# [WHAT IS BEING ASKED]
Your task is to filter the data below down to the lines holding "иным".

# [DATASET ROWS]
----

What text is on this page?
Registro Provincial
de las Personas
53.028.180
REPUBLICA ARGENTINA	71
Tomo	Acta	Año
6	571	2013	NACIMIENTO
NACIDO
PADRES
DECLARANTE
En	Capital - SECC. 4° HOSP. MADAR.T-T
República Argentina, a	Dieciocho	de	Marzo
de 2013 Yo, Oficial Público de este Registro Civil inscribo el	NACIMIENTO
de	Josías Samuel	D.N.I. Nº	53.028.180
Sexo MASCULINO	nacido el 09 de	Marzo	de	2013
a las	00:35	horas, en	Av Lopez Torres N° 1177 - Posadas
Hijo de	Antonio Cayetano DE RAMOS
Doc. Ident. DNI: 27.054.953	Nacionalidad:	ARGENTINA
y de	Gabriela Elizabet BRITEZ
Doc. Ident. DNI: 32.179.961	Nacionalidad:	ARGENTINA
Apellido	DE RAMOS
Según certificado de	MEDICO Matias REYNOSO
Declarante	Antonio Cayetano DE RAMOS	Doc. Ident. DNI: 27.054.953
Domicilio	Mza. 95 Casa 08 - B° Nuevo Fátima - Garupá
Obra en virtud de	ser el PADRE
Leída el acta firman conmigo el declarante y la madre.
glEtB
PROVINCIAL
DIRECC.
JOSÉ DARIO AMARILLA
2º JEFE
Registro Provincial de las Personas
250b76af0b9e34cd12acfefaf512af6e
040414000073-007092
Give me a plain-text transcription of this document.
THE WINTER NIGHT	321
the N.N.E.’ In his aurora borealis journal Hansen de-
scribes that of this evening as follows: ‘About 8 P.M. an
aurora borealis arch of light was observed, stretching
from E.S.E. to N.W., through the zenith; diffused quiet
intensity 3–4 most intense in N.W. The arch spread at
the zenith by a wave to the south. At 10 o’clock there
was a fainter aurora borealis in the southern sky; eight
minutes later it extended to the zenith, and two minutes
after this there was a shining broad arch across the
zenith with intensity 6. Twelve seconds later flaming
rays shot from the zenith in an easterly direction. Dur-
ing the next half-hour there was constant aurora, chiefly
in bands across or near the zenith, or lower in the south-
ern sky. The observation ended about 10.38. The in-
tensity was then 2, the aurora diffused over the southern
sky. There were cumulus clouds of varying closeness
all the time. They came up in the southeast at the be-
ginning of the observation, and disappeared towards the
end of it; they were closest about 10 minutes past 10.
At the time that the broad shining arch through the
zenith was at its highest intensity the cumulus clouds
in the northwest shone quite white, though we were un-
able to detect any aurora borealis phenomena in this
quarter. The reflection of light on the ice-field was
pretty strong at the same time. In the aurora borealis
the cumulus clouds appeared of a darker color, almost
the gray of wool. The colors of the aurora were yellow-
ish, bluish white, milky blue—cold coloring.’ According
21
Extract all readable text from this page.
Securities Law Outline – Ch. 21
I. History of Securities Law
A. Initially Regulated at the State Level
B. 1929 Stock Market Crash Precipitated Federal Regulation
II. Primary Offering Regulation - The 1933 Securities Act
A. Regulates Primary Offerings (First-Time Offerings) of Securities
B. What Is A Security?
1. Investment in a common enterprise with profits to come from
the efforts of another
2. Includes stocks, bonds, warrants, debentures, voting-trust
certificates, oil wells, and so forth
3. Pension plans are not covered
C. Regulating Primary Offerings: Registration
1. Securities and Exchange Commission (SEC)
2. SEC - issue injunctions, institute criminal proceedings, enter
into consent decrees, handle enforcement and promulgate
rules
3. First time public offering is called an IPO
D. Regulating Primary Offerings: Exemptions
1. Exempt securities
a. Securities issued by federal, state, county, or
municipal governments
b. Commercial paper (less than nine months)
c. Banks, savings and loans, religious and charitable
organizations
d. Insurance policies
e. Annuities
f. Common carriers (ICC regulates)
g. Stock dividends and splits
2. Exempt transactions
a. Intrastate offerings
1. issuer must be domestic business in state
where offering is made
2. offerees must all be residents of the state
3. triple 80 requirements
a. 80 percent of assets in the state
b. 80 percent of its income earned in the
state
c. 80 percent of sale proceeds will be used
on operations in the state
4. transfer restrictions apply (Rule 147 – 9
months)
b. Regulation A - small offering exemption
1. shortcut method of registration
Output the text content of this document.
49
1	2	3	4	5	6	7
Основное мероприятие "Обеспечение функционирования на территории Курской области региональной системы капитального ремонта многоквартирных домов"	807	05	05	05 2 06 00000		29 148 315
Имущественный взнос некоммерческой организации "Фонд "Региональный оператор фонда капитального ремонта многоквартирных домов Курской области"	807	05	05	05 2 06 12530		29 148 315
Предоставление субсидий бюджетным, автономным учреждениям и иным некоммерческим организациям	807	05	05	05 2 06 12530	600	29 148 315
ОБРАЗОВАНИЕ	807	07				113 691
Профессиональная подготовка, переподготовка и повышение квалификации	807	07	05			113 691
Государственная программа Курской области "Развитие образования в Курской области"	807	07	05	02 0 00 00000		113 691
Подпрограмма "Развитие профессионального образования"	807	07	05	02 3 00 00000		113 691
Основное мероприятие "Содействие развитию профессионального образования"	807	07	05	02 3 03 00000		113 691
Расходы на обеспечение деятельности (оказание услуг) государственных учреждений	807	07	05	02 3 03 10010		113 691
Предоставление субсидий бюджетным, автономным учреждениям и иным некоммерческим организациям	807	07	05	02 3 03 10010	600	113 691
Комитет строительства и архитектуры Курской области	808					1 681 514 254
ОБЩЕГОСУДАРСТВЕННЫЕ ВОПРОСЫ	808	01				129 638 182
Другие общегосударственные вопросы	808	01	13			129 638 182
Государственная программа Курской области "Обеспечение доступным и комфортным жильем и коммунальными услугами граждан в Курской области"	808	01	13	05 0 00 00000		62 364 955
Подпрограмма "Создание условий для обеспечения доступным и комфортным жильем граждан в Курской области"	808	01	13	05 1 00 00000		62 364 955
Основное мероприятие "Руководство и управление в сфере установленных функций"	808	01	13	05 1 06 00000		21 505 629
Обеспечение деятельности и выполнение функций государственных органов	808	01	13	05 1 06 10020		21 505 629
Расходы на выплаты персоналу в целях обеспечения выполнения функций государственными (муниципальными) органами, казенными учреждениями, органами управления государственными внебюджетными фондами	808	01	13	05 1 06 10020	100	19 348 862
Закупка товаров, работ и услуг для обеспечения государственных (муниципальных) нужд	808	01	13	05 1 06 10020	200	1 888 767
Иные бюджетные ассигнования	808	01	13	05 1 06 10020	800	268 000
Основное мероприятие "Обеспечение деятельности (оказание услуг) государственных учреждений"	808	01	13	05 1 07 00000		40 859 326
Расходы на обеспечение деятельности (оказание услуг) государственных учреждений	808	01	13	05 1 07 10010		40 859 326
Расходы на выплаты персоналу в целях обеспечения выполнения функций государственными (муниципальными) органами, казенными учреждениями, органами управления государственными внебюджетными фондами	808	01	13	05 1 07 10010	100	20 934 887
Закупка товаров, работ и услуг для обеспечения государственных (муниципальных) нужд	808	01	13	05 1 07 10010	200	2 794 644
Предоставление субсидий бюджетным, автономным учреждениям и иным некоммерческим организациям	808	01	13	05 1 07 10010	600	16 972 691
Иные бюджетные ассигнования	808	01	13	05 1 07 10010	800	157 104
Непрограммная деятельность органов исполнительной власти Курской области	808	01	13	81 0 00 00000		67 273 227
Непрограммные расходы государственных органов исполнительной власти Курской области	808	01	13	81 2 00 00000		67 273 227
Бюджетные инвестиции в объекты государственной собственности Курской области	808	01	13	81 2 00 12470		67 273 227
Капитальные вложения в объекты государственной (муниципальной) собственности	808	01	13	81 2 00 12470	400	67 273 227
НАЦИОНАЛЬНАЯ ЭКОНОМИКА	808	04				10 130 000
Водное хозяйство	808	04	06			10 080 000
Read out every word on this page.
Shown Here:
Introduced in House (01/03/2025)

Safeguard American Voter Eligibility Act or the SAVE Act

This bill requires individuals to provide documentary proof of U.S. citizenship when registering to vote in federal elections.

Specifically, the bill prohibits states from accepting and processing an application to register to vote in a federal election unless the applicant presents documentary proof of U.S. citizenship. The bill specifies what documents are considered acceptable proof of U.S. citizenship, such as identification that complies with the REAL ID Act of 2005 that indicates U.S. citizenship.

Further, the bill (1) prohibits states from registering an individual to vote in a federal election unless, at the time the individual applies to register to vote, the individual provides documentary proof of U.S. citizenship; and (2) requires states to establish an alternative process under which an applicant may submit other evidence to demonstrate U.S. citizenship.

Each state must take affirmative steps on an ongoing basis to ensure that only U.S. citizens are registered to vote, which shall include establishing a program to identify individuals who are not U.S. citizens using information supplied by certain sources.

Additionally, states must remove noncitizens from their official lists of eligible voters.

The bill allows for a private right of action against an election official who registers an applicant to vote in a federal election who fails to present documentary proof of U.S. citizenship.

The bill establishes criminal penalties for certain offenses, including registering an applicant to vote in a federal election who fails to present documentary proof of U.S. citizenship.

----

# [EXERCISE RESPONSE]
Предоставление субсидий бюджетным, автономным учреждениям и иным некоммерческим организациям	807	05	05	05 2 06 12530	600	29 148 315
Предоставление субсидий бюджетным, автономным учреждениям и иным некоммерческим организациям	807	07	05	02 3 03 10010	600	113 691
Предоставление субсидий бюджетным, автономным учреждениям и иным некоммерческим организациям	808	01	13	05 1 07 10010	600	16 972 691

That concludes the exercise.